◆ **WRITTEN PROBLEM**
Work out how many lines of the material below mention the word "在游戏中"; reply with the number only.

◆ **PROVIDED ENTRIES**

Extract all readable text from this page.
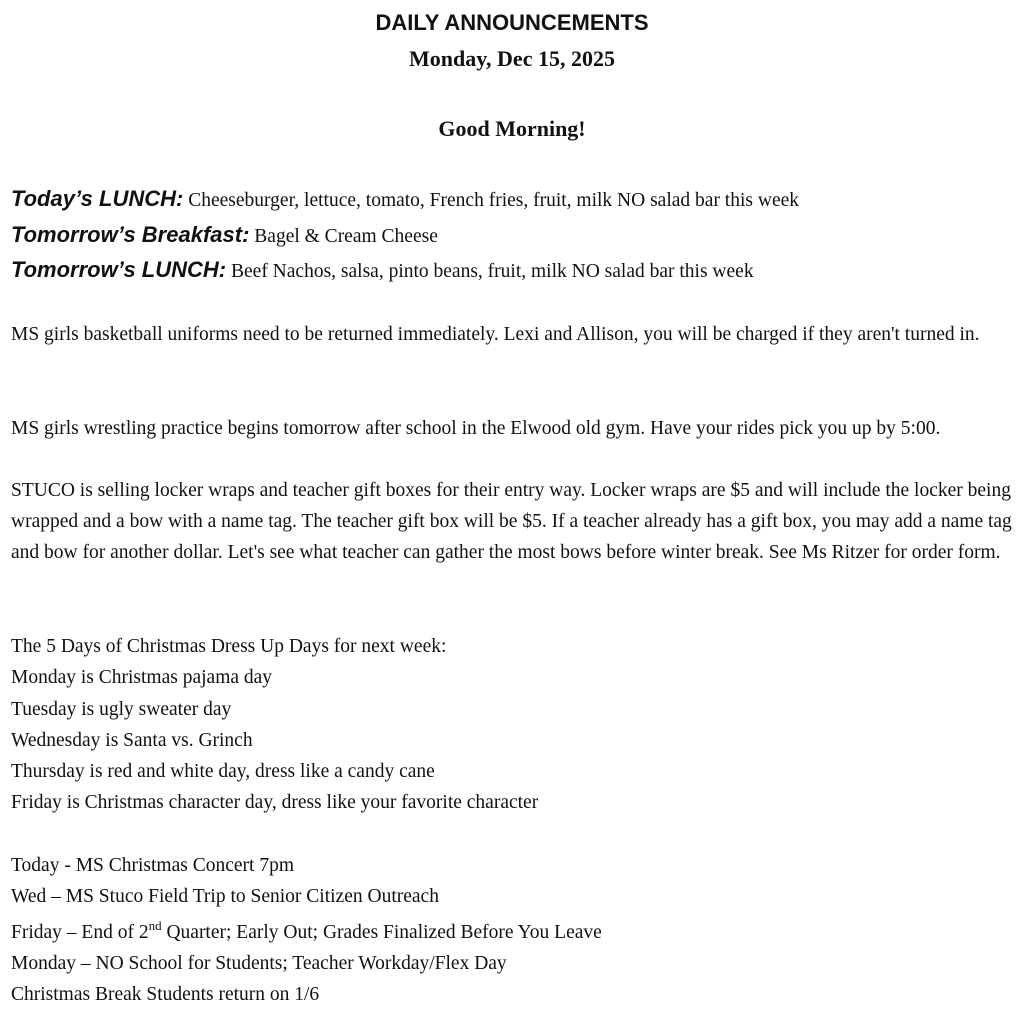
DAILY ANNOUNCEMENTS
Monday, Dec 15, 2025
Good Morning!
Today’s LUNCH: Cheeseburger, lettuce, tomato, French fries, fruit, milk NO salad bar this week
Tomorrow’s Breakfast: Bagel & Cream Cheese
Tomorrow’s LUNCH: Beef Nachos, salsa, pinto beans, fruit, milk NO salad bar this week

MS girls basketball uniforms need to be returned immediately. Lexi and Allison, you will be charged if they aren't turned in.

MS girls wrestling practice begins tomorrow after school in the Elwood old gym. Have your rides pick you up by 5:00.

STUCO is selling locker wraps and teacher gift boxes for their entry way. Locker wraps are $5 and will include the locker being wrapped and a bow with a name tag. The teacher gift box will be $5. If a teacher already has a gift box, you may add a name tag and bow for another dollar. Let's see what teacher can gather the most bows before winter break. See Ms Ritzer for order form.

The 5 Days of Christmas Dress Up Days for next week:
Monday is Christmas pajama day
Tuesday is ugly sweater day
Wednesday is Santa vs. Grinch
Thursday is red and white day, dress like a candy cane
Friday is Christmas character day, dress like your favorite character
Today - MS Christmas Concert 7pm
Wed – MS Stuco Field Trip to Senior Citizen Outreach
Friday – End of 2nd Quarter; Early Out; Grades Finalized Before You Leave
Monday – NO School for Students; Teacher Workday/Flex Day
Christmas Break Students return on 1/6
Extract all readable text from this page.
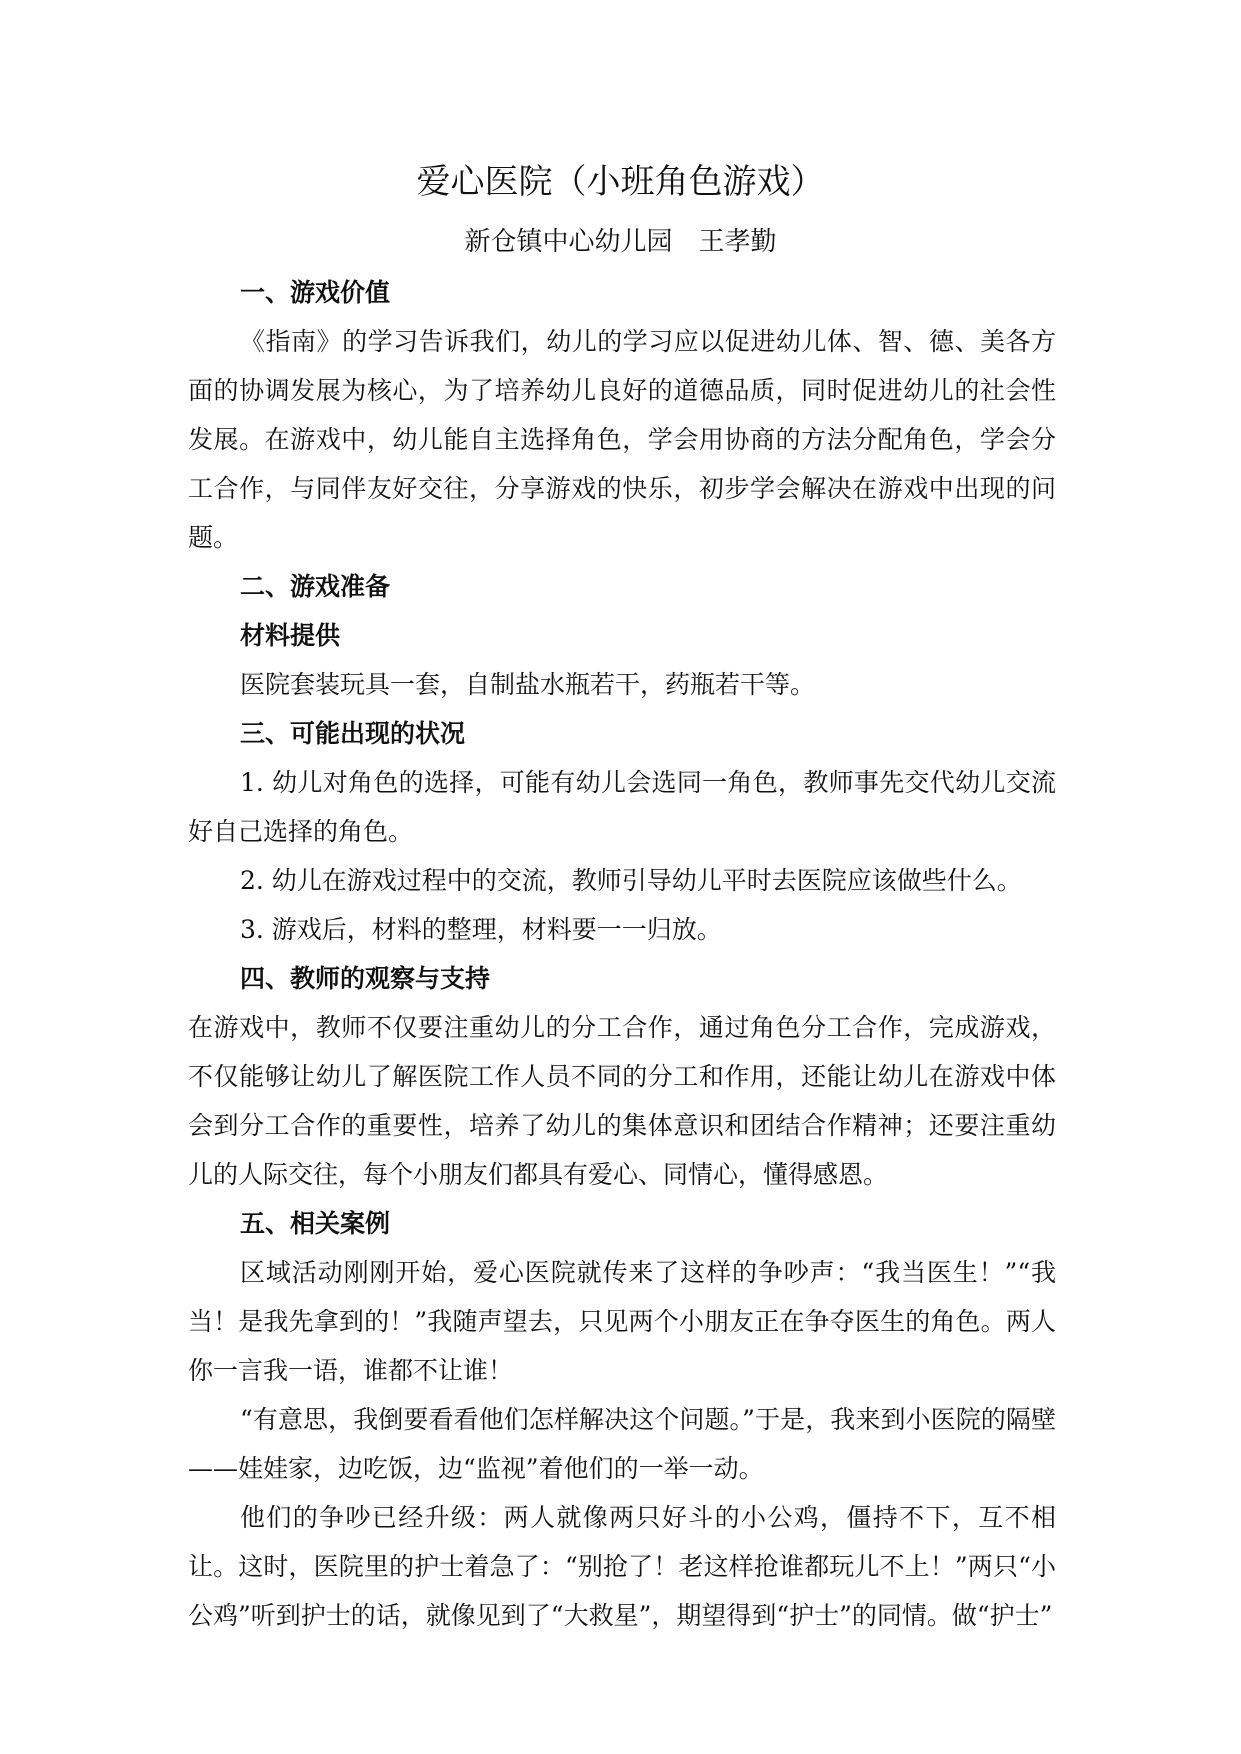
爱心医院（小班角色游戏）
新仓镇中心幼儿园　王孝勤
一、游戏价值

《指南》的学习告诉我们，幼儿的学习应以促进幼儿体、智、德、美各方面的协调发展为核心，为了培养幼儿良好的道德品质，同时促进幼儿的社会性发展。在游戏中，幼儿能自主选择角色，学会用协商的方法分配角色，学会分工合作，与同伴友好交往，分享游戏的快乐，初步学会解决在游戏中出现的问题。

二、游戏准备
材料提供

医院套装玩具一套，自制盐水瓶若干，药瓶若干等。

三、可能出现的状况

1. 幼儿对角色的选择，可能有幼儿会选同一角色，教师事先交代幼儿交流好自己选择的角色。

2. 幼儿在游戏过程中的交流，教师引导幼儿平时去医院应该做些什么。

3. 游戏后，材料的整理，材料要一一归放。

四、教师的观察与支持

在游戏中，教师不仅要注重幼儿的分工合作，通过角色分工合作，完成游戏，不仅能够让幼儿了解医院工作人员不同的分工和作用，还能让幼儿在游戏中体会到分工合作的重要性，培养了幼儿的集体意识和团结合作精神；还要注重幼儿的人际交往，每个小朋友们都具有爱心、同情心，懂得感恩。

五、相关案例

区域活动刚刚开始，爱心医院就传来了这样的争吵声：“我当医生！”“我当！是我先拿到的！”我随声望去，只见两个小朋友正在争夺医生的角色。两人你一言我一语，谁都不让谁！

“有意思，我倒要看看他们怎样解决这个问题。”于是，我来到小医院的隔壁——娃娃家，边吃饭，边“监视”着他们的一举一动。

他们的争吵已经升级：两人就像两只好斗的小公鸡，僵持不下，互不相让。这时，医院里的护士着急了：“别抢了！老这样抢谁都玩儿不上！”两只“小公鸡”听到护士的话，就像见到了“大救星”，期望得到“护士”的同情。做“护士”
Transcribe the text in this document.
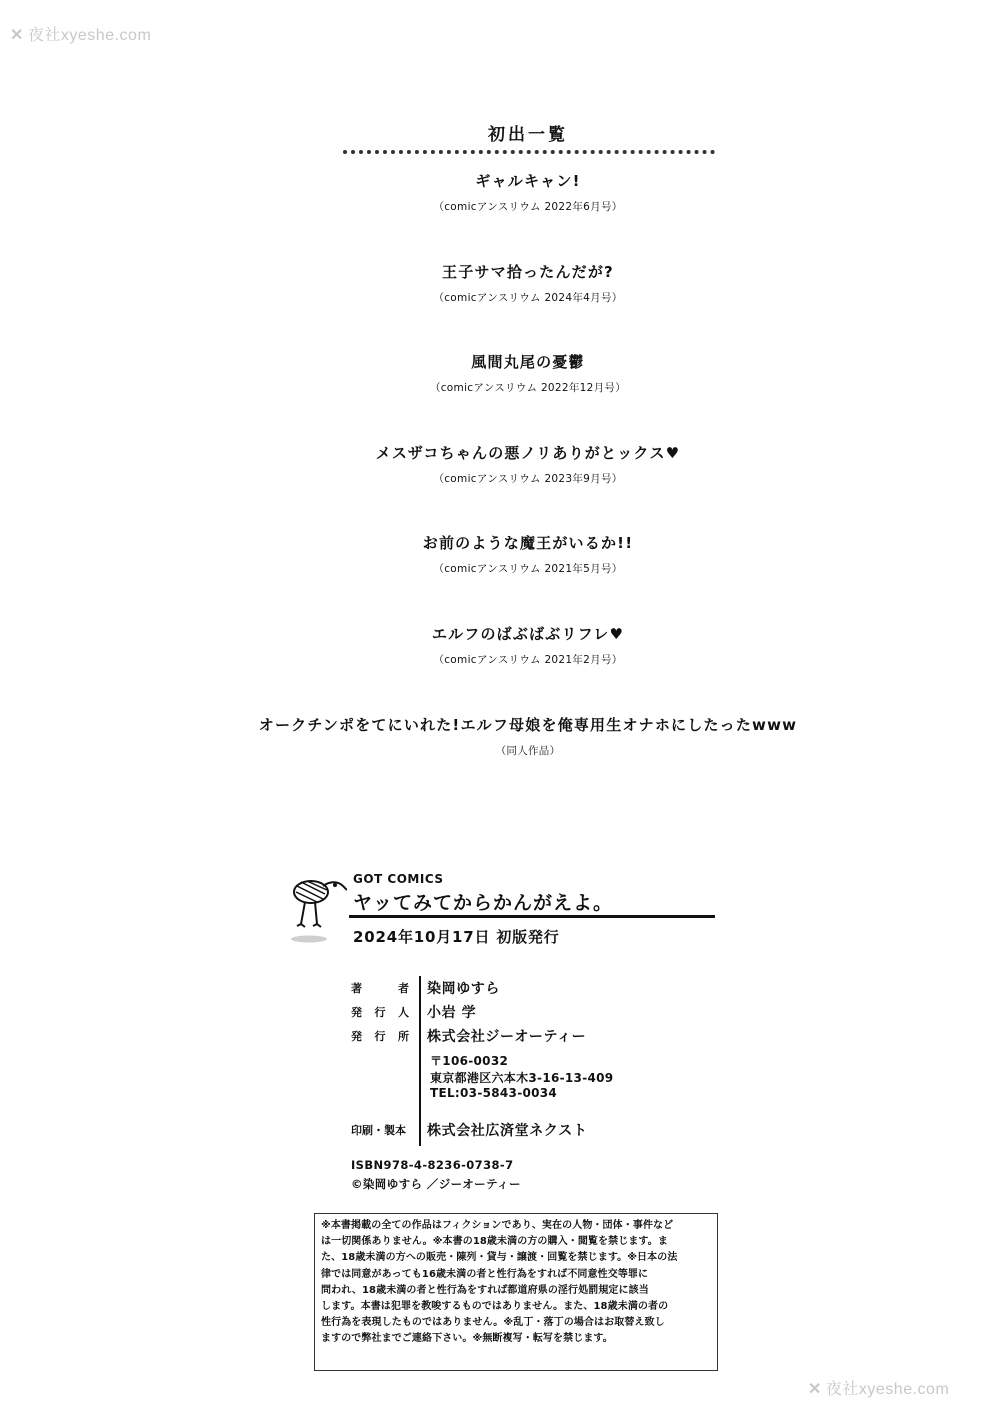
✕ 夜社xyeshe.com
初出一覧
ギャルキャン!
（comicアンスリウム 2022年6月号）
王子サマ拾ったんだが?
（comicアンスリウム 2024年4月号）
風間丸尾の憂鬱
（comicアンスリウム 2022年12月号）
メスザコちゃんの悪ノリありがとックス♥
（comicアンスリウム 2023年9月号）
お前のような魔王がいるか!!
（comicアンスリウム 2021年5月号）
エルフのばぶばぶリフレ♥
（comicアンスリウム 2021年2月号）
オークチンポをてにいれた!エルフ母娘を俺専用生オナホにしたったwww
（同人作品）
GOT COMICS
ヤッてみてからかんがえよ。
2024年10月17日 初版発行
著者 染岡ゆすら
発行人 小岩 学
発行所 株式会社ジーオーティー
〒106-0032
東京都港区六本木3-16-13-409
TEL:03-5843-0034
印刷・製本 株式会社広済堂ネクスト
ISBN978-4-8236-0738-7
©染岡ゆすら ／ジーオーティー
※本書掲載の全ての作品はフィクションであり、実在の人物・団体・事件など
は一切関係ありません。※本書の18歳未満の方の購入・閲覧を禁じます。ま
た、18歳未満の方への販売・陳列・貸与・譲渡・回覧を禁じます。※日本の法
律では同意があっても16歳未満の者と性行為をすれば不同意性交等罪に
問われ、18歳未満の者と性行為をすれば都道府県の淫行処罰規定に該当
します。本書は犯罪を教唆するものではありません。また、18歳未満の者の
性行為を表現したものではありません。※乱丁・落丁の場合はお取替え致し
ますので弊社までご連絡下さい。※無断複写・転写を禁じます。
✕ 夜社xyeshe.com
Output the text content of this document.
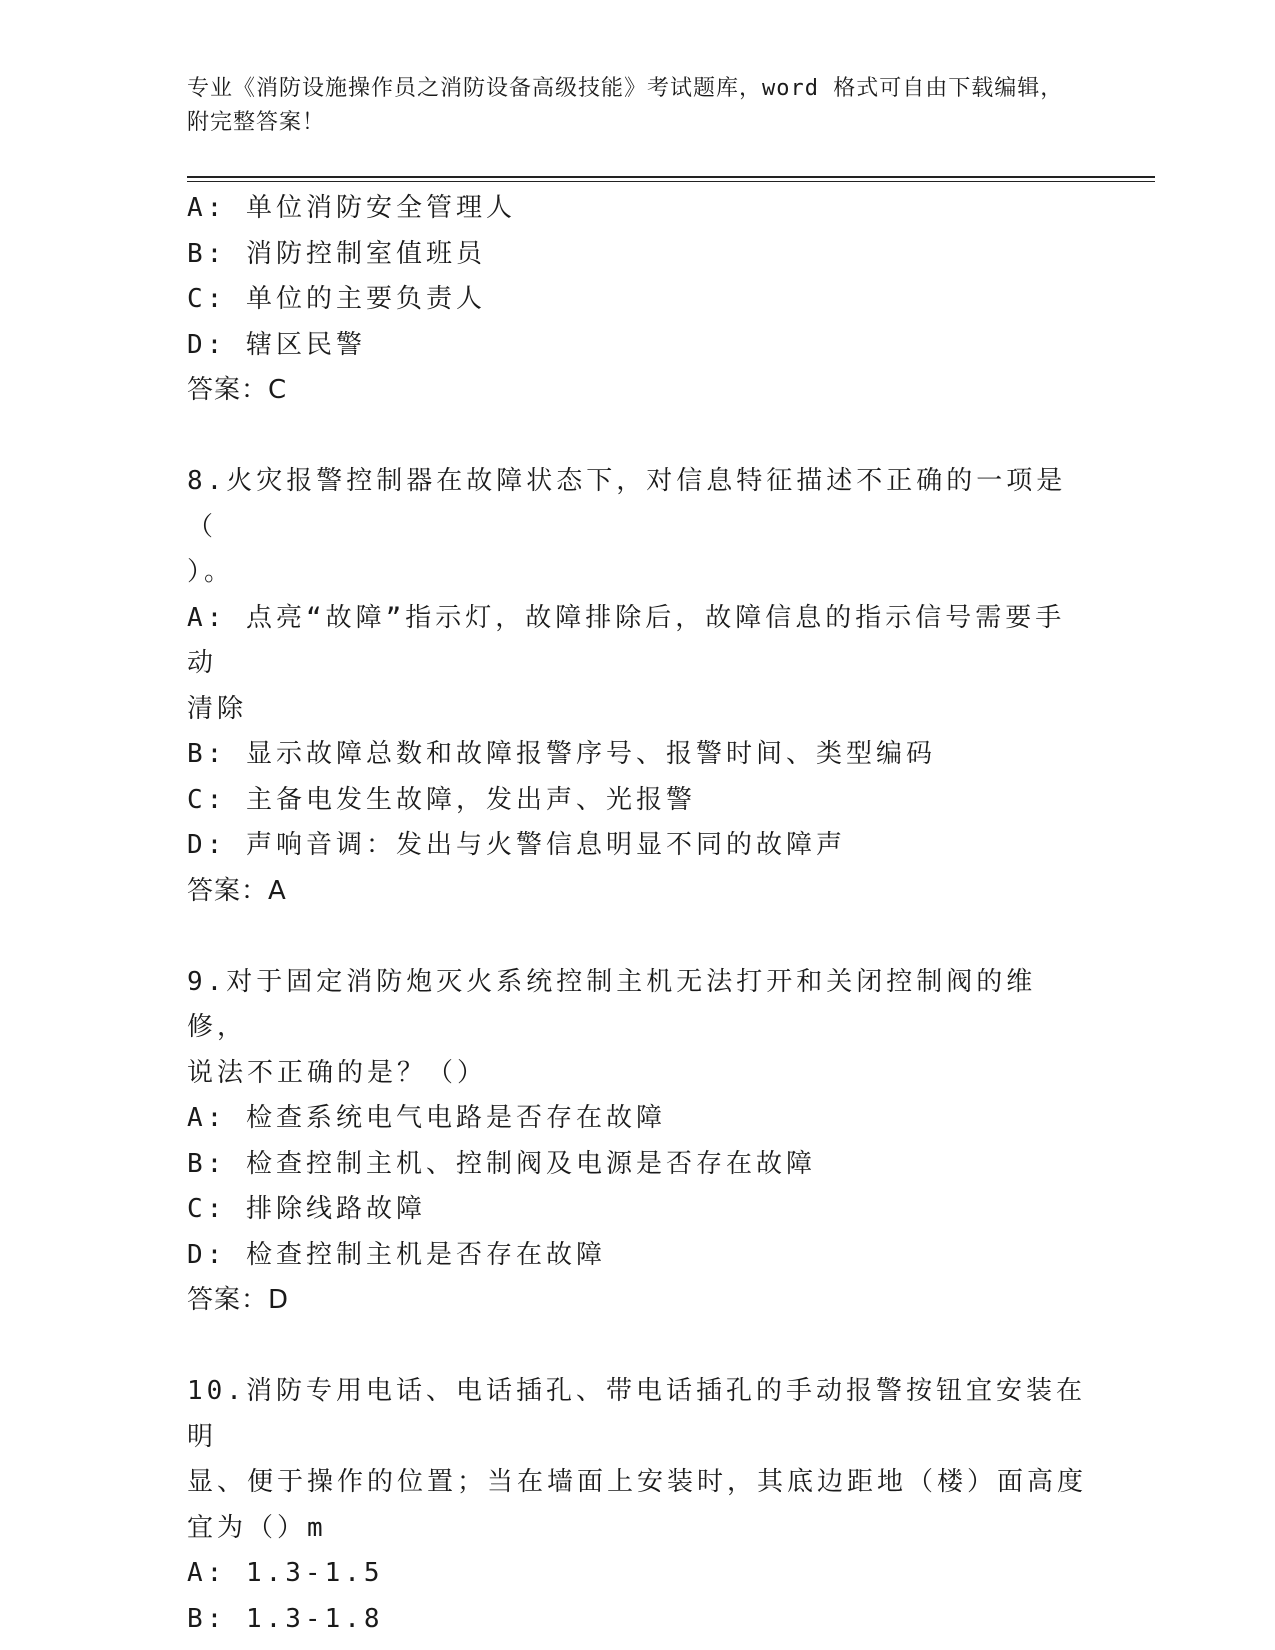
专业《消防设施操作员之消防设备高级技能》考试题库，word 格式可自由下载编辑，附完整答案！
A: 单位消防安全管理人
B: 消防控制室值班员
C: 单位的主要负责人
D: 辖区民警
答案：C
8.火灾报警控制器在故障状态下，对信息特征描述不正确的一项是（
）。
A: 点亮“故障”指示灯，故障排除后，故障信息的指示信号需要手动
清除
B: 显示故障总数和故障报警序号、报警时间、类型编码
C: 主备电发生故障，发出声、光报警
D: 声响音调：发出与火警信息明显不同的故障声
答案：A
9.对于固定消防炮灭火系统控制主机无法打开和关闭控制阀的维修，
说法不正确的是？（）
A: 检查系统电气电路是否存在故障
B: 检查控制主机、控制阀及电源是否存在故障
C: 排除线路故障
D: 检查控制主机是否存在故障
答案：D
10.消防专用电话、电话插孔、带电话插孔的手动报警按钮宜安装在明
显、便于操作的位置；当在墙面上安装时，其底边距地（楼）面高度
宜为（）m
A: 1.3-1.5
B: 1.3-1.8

◆ **EXERCISE ANSWER**
2